• **Exercise goal**:
Could you write out every entry exactly as it stands?

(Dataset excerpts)
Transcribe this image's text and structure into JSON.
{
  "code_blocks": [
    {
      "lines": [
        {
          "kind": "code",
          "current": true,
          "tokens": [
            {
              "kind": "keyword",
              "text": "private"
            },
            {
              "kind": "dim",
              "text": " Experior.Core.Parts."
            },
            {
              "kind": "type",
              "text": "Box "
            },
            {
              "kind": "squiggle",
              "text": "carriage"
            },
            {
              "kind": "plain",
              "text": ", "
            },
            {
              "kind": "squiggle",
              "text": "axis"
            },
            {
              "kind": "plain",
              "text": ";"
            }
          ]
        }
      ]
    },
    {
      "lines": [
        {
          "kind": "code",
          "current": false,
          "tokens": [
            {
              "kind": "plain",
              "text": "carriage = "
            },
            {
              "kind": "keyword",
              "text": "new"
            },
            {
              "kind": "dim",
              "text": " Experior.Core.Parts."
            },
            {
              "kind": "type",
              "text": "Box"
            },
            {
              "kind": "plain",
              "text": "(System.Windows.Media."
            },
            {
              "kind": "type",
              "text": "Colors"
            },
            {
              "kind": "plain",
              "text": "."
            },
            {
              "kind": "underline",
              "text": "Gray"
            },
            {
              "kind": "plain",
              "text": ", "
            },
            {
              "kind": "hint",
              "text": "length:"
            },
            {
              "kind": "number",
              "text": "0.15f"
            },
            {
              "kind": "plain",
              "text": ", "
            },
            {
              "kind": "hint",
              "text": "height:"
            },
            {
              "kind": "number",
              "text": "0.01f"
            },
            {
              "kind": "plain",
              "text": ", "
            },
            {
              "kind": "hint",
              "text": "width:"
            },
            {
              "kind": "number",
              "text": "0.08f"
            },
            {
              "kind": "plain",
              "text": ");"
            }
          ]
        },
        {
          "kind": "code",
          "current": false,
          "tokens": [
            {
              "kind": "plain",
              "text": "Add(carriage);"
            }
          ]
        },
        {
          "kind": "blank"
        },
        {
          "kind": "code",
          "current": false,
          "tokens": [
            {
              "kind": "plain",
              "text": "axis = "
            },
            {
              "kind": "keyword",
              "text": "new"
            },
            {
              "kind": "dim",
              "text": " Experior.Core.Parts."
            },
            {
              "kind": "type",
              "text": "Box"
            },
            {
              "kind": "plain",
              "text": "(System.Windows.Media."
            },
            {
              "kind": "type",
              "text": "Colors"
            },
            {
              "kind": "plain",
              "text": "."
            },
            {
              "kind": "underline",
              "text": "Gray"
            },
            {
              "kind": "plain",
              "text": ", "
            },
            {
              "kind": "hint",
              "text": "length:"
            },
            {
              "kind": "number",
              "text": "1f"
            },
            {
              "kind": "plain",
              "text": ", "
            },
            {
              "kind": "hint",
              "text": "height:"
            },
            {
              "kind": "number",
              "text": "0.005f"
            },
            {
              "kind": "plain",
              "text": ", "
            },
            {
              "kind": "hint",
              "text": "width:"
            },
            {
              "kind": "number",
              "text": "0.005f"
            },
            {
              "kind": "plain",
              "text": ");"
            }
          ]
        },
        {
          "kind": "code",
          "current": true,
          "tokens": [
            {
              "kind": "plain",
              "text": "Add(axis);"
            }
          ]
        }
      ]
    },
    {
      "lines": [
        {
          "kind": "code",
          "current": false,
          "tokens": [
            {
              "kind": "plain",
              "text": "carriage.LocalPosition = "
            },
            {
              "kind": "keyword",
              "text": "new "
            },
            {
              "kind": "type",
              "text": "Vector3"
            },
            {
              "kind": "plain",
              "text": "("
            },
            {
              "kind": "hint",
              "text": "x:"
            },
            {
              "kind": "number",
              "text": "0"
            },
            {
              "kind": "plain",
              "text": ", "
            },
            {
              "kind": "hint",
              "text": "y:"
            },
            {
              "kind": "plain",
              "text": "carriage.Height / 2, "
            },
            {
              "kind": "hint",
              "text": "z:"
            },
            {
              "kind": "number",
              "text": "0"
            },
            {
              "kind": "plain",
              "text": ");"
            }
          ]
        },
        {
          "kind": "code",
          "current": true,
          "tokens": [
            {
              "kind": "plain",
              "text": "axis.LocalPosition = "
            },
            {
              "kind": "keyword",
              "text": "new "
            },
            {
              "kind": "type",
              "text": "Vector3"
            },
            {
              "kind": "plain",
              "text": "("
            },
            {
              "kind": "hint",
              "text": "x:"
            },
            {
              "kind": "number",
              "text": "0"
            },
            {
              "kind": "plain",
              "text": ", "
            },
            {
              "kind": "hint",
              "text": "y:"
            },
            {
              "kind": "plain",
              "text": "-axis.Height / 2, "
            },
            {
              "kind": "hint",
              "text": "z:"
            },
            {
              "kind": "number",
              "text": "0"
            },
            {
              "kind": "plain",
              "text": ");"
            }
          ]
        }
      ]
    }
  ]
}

• **Result below**:
Transcribe this image's text and structure into JSON.
{
  "code_blocks": [
    {
      "lines": [
        {
          "kind": "code",
          "current": true,
          "tokens": [
            {
              "kind": "keyword",
              "text": "private"
            },
            {
              "kind": "dim",
              "text": " Experior.Core.Parts."
            },
            {
              "kind": "type",
              "text": "Box "
            },
            {
              "kind": "squiggle",
              "text": "carriage"
            },
            {
              "kind": "plain",
              "text": ", "
            },
            {
              "kind": "squiggle",
              "text": "axis"
            },
            {
              "kind": "plain",
              "text": ";"
            }
          ]
        }
      ]
    },
    {
      "lines": [
        {
          "kind": "code",
          "current": false,
          "tokens": [
            {
              "kind": "plain",
              "text": "carriage = "
            },
            {
              "kind": "keyword",
              "text": "new"
            },
            {
              "kind": "dim",
              "text": " Experior.Core.Parts."
            },
            {
              "kind": "type",
              "text": "Box"
            },
            {
              "kind": "plain",
              "text": "(System.Windows.Media."
            },
            {
              "kind": "type",
              "text": "Colors"
            },
            {
              "kind": "plain",
              "text": "."
            },
            {
              "kind": "underline",
              "text": "Gray"
            },
            {
              "kind": "plain",
              "text": ", "
            },
            {
              "kind": "hint",
              "text": "length:"
            },
            {
              "kind": "number",
              "text": "0.15f"
            },
            {
              "kind": "plain",
              "text": ", "
            },
            {
              "kind": "hint",
              "text": "height:"
            },
            {
              "kind": "number",
              "text": "0.01f"
            },
            {
              "kind": "plain",
              "text": ", "
            },
            {
              "kind": "hint",
              "text": "width:"
            },
            {
              "kind": "number",
              "text": "0.08f"
            },
            {
              "kind": "plain",
              "text": ");"
            }
          ]
        },
        {
          "kind": "code",
          "current": false,
          "tokens": [
            {
              "kind": "plain",
              "text": "Add(carriage);"
            }
          ]
        },
        {
          "kind": "blank"
        },
        {
          "kind": "code",
          "current": false,
          "tokens": [
            {
              "kind": "plain",
              "text": "axis = "
            },
            {
              "kind": "keyword",
              "text": "new"
            },
            {
              "kind": "dim",
              "text": " Experior.Core.Parts."
            },
            {
              "kind": "type",
              "text": "Box"
            },
            {
              "kind": "plain",
              "text": "(System.Windows.Media."
            },
            {
              "kind": "type",
              "text": "Colors"
            },
            {
              "kind": "plain",
              "text": "."
            },
            {
              "kind": "underline",
              "text": "Gray"
            },
            {
              "kind": "plain",
              "text": ", "
            },
            {
              "kind": "hint",
              "text": "length:"
            },
            {
              "kind": "number",
              "text": "1f"
            },
            {
              "kind": "plain",
              "text": ", "
            },
            {
              "kind": "hint",
              "text": "height:"
            },
            {
              "kind": "number",
              "text": "0.005f"
            },
            {
              "kind": "plain",
              "text": ", "
            },
            {
              "kind": "hint",
              "text": "width:"
            },
            {
              "kind": "number",
              "text": "0.005f"
            },
            {
              "kind": "plain",
              "text": ");"
            }
          ]
        },
        {
          "kind": "code",
          "current": true,
          "tokens": [
            {
              "kind": "plain",
              "text": "Add(axis);"
            }
          ]
        }
      ]
    },
    {
      "lines": [
        {
          "kind": "code",
          "current": false,
          "tokens": [
            {
              "kind": "plain",
              "text": "carriage.LocalPosition = "
            },
            {
              "kind": "keyword",
              "text": "new "
            },
            {
              "kind": "type",
              "text": "Vector3"
            },
            {
              "kind": "plain",
              "text": "("
            },
            {
              "kind": "hint",
              "text": "x:"
            },
            {
              "kind": "number",
              "text": "0"
            },
            {
              "kind": "plain",
              "text": ", "
            },
            {
              "kind": "hint",
              "text": "y:"
            },
            {
              "kind": "plain",
              "text": "carriage.Height / 2, "
            },
            {
              "kind": "hint",
              "text": "z:"
            },
            {
              "kind": "number",
              "text": "0"
            },
            {
              "kind": "plain",
              "text": ");"
            }
          ]
        },
        {
          "kind": "code",
          "current": true,
          "tokens": [
            {
              "kind": "plain",
              "text": "axis.LocalPosition = "
            },
            {
              "kind": "keyword",
              "text": "new "
            },
            {
              "kind": "type",
              "text": "Vector3"
            },
            {
              "kind": "plain",
              "text": "("
            },
            {
              "kind": "hint",
              "text": "x:"
            },
            {
              "kind": "number",
              "text": "0"
            },
            {
              "kind": "plain",
              "text": ", "
            },
            {
              "kind": "hint",
              "text": "y:"
            },
            {
              "kind": "plain",
              "text": "-axis.Height / 2, "
            },
            {
              "kind": "hint",
              "text": "z:"
            },
            {
              "kind": "number",
              "text": "0"
            },
            {
              "kind": "plain",
              "text": ");"
            }
          ]
        }
      ]
    }
  ]
}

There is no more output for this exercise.